▸ **Exercise brief**
Each line in the entries below that holds the string "hemen" is to be listed.

(Data records)

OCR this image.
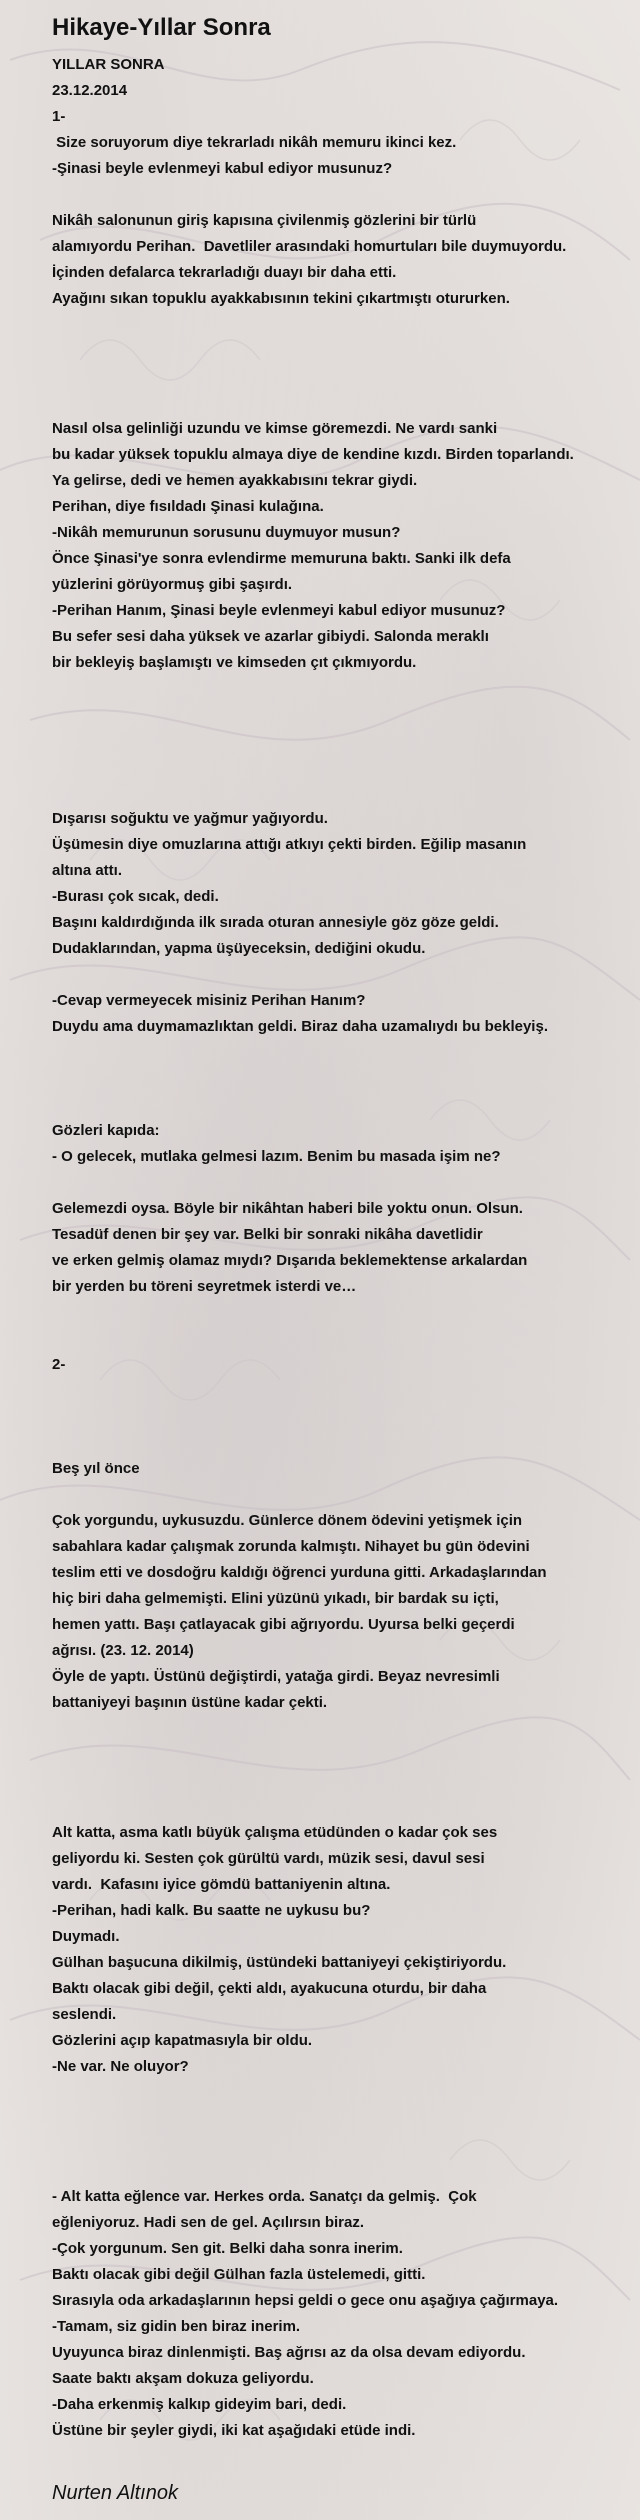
Hikaye-Yıllar Sonra
YILLAR SONRA
23.12.2014
1-
Size soruyorum diye tekrarladı nikâh memuru ikinci kez.
-Şinasi beyle evlenmeyi kabul ediyor musunuz?

Nikâh salonunun giriş kapısına çivilenmiş gözlerini bir türlü
alamıyordu Perihan.  Davetliler arasındaki homurtuları bile duymuyordu.
İçinden defalarca tekrarladığı duayı bir daha etti.
Ayağını sıkan topuklu ayakkabısının tekini çıkartmıştı otururken.

Nasıl olsa gelinliği uzundu ve kimse göremezdi. Ne vardı sanki
bu kadar yüksek topuklu almaya diye de kendine kızdı. Birden toparlandı.
Ya gelirse, dedi ve hemen ayakkabısını tekrar giydi.
Perihan, diye fısıldadı Şinasi kulağına.
-Nikâh memurunun sorusunu duymuyor musun?
Önce Şinasi'ye sonra evlendirme memuruna baktı. Sanki ilk defa
yüzlerini görüyormuş gibi şaşırdı.
-Perihan Hanım, Şinasi beyle evlenmeyi kabul ediyor musunuz?
Bu sefer sesi daha yüksek ve azarlar gibiydi. Salonda meraklı
bir bekleyiş başlamıştı ve kimseden çıt çıkmıyordu.

Dışarısı soğuktu ve yağmur yağıyordu.
Üşümesin diye omuzlarına attığı atkıyı çekti birden. Eğilip masanın
altına attı.
-Burası çok sıcak, dedi.
Başını kaldırdığında ilk sırada oturan annesiyle göz göze geldi.
Dudaklarından, yapma üşüyeceksin, dediğini okudu.

-Cevap vermeyecek misiniz Perihan Hanım?
Duydu ama duymamazlıktan geldi. Biraz daha uzamalıydı bu bekleyiş.

Gözleri kapıda:
- O gelecek, mutlaka gelmesi lazım. Benim bu masada işim ne?

Gelemezdi oysa. Böyle bir nikâhtan haberi bile yoktu onun. Olsun.
Tesadüf denen bir şey var. Belki bir sonraki nikâha davetlidir
ve erken gelmiş olamaz mıydı? Dışarıda beklemektense arkalardan
bir yerden bu töreni seyretmek isterdi ve…

2-

Beş yıl önce

Çok yorgundu, uykusuzdu. Günlerce dönem ödevini yetişmek için
sabahlara kadar çalışmak zorunda kalmıştı. Nihayet bu gün ödevini
teslim etti ve dosdoğru kaldığı öğrenci yurduna gitti. Arkadaşlarından
hiç biri daha gelmemişti. Elini yüzünü yıkadı, bir bardak su içti,
hemen yattı. Başı çatlayacak gibi ağrıyordu. Uyursa belki geçerdi
ağrısı. (23. 12. 2014)
Öyle de yaptı. Üstünü değiştirdi, yatağa girdi. Beyaz nevresimli
battaniyeyi başının üstüne kadar çekti.

Alt katta, asma katlı büyük çalışma etüdünden o kadar çok ses
geliyordu ki. Sesten çok gürültü vardı, müzik sesi, davul sesi
vardı.  Kafasını iyice gömdü battaniyenin altına.
-Perihan, hadi kalk. Bu saatte ne uykusu bu?
Duymadı.
Gülhan başucuna dikilmiş, üstündeki battaniyeyi çekiştiriyordu.
Baktı olacak gibi değil, çekti aldı, ayakucuna oturdu, bir daha
seslendi.
Gözlerini açıp kapatmasıyla bir oldu.
-Ne var. Ne oluyor?

- Alt katta eğlence var. Herkes orda. Sanatçı da gelmiş.  Çok
eğleniyoruz. Hadi sen de gel. Açılırsın biraz.
-Çok yorgunum. Sen git. Belki daha sonra inerim.
Baktı olacak gibi değil Gülhan fazla üstelemedi, gitti.
Sırasıyla oda arkadaşlarının hepsi geldi o gece onu aşağıya çağırmaya.
-Tamam, siz gidin ben biraz inerim.
Uyuyunca biraz dinlenmişti. Baş ağrısı az da olsa devam ediyordu.
Saate baktı akşam dokuza geliyordu.
-Daha erkenmiş kalkıp gideyim bari, dedi.
Üstüne bir şeyler giydi, iki kat aşağıdaki etüde indi.
Nurten Altınok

▸ **Output below**
Ya gelirse, dedi ve hemen ayakkabısını tekrar giydi.
hemen yattı. Başı çatlayacak gibi ağrıyordu. Uyursa belki geçerdi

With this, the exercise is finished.